Thermal power station
- Primary fuel: Coal

Power generation
- Nameplate capacity: 240 MW

External links
- Commons: Related media on Commons

= Wakefield power station =

Series of two former coal-fired power stations

The Wakefield power stations refers to a series of two coal-fired power stations situated on the River Calder at Agbrigg south east of Wakefield, serving much of West Yorkshire. The first station on the site, Wakefield A power station was constructed for Wakefield Corporation in the late-1880s. A second station, Wakefield B power station, was brought into operation in the mid-1950s and was decommissioned in 1991.

The power station was situated between the A638 Doncaster Road and the southern bank of the River Calder, just east of the point where the railway line (originally built by the Lancashire and Yorkshire Railway in 1848), from Wakefield Kirkgate to Oakenshaw junction, crosses the navigation.

==History==

===Wakefield A===
The power station was opened on 15 July 1898 and was part fired by refuse and coal. These supplied steam to 3 x 130 kW engine-alternators. These were used until its replacement with the second power station on this site. It had a turbo generator that was capable of 20,000 hp (15 MW).

-- Study material --
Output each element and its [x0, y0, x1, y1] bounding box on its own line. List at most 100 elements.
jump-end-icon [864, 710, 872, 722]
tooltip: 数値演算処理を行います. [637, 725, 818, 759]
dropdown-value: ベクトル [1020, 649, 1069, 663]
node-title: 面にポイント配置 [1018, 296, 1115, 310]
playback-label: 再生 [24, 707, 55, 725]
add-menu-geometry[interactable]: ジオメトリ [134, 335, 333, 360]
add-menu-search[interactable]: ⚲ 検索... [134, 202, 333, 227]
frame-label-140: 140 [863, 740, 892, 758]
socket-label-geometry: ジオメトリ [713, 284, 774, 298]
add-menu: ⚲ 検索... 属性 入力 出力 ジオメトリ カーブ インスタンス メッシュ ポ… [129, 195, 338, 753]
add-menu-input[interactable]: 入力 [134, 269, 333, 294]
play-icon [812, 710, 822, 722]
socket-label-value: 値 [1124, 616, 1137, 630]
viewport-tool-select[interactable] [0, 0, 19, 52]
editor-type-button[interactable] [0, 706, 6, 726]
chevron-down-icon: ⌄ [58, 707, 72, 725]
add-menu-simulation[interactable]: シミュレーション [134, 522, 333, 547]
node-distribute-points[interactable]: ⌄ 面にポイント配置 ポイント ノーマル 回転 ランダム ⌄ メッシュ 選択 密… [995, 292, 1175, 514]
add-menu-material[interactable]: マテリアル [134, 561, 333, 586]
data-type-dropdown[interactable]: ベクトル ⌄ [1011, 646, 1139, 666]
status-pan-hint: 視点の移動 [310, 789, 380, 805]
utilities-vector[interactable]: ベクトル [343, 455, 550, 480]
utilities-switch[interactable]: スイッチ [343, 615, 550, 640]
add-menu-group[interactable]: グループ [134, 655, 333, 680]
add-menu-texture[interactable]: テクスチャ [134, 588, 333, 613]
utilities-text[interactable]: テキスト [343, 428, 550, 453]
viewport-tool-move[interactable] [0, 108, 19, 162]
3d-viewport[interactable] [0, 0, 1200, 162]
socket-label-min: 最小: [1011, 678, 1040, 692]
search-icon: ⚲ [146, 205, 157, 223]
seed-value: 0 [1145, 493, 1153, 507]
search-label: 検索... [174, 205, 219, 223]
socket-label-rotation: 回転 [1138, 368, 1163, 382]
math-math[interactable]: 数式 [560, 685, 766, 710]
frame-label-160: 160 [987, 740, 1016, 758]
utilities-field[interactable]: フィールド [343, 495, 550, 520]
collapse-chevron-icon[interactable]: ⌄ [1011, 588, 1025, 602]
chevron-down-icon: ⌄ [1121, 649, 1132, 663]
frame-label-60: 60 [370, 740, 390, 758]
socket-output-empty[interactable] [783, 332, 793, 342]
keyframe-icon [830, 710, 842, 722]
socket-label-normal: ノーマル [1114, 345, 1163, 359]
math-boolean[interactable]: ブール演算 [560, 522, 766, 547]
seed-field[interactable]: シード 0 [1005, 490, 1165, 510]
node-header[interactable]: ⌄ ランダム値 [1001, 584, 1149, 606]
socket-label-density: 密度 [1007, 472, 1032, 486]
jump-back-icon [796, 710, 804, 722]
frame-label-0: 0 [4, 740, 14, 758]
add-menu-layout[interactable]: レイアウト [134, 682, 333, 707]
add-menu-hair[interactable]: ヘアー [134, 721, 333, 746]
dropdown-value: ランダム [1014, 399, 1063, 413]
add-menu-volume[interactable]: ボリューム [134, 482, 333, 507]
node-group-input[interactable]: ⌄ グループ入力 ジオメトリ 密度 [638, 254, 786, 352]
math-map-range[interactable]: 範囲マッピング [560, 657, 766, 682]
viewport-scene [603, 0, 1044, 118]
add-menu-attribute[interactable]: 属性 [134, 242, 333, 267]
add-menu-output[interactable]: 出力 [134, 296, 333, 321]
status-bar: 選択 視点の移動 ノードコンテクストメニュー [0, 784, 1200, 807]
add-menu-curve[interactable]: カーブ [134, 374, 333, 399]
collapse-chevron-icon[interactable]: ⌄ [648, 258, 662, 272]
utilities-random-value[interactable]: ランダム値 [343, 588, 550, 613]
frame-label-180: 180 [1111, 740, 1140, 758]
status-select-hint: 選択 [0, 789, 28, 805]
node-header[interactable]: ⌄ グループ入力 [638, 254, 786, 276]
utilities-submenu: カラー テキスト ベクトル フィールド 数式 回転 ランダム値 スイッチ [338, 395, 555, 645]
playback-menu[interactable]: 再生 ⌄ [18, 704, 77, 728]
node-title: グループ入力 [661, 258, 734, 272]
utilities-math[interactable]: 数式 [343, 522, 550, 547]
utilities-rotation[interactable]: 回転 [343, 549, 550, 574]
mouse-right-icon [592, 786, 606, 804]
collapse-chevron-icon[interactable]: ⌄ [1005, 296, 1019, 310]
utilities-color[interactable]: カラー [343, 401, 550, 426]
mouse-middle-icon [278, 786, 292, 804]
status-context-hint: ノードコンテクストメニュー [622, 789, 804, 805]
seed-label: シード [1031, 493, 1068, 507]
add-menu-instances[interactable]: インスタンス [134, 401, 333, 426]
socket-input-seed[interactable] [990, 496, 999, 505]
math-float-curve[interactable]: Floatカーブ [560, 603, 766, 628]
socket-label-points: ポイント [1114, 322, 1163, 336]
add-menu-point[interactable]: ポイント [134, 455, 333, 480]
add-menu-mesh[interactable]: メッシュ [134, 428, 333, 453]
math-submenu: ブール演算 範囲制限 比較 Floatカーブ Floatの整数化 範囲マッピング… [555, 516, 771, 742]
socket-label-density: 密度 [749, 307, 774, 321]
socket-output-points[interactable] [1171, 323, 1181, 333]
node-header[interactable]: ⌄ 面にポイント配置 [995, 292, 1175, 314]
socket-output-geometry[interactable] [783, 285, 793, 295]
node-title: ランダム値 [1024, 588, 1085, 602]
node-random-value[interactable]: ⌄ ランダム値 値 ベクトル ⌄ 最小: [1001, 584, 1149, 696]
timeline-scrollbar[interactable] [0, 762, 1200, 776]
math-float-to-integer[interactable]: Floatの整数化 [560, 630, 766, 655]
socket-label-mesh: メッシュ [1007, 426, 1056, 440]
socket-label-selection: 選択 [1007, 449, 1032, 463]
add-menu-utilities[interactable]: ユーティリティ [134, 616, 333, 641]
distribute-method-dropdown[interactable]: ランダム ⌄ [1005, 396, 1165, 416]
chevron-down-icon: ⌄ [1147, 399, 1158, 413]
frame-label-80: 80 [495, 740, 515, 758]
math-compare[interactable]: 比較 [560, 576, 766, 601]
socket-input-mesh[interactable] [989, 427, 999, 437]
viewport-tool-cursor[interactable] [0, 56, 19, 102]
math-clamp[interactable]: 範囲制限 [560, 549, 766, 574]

-- What you are asked to do --
Reproduce the stretch from "Series of two former" through "crosses the navigation." in the passage on the Wakefield power stations. The listing has nothing to do with the passage on the Wakefield power stations.

-- Result for this task --
Series of two former coal-fired power stations

The Wakefield power stations refers to a series of two coal-fired power stations situated on the River Calder at Agbrigg south east of Wakefield, serving much of West Yorkshire. The first station on the site, Wakefield A power station was constructed for Wakefield Corporation in the late-1880s. A second station, Wakefield B power station, was brought into operation in the mid-1950s and was decommissioned in 1991.

The power station was situated between the A638 Doncaster Road and the southern bank of the River Calder, just east of the point where the railway line (originally built by the Lancashire and Yorkshire Railway in 1848), from Wakefield Kirkgate to Oakenshaw junction, crosses the navigation.